* [WRITTEN EXERCISE] Copy the lines below as they are; omit the images they contain.
-.-.-
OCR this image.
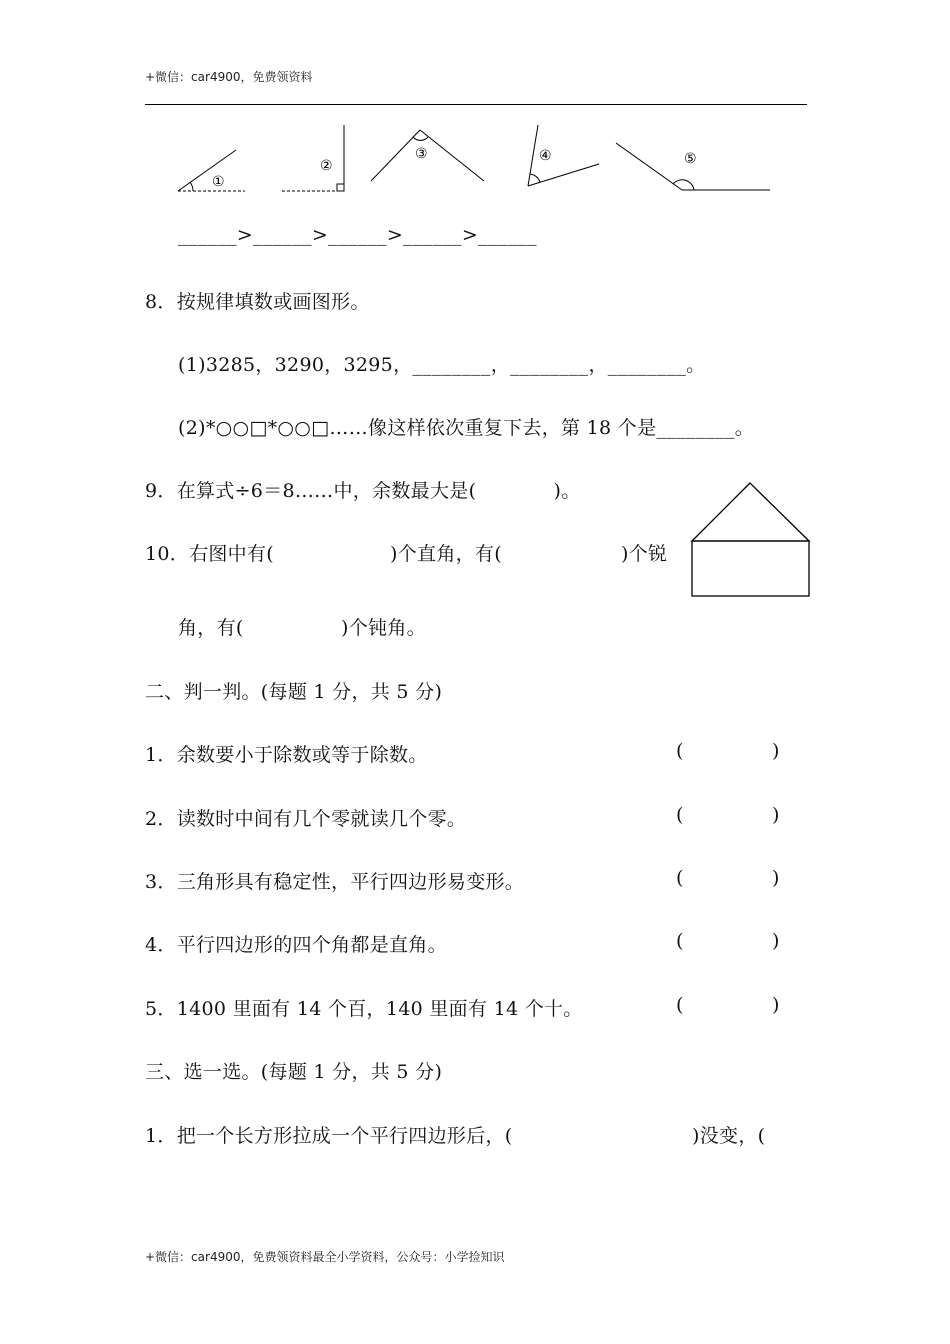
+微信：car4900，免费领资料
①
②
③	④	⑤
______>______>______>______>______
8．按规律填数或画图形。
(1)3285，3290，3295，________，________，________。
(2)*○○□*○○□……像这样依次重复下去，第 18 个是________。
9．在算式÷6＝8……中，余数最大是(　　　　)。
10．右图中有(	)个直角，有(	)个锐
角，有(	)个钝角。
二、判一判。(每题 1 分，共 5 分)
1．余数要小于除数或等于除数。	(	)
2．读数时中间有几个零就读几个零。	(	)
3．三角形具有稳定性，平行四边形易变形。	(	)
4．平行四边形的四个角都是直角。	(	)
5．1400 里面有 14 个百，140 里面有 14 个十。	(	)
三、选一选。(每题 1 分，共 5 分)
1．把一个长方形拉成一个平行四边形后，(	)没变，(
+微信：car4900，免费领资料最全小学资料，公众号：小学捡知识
-.-.-
* [IN RESPONSE]
OCR this image.
+微信：car4900，免费领资料
①
②
③	④	⑤
______>______>______>______>______
8．按规律填数或画图形。
(1)3285，3290，3295，________，________，________。
(2)*○○□*○○□……像这样依次重复下去，第 18 个是________。
9．在算式÷6＝8……中，余数最大是(　　　　)。
10．右图中有(	)个直角，有(	)个锐
角，有(	)个钝角。
二、判一判。(每题 1 分，共 5 分)
1．余数要小于除数或等于除数。	(	)
2．读数时中间有几个零就读几个零。	(	)
3．三角形具有稳定性，平行四边形易变形。	(	)
4．平行四边形的四个角都是直角。	(	)
5．1400 里面有 14 个百，140 里面有 14 个十。	(	)
三、选一选。(每题 1 分，共 5 分)
1．把一个长方形拉成一个平行四边形后，(	)没变，(
+微信：car4900，免费领资料最全小学资料，公众号：小学捡知识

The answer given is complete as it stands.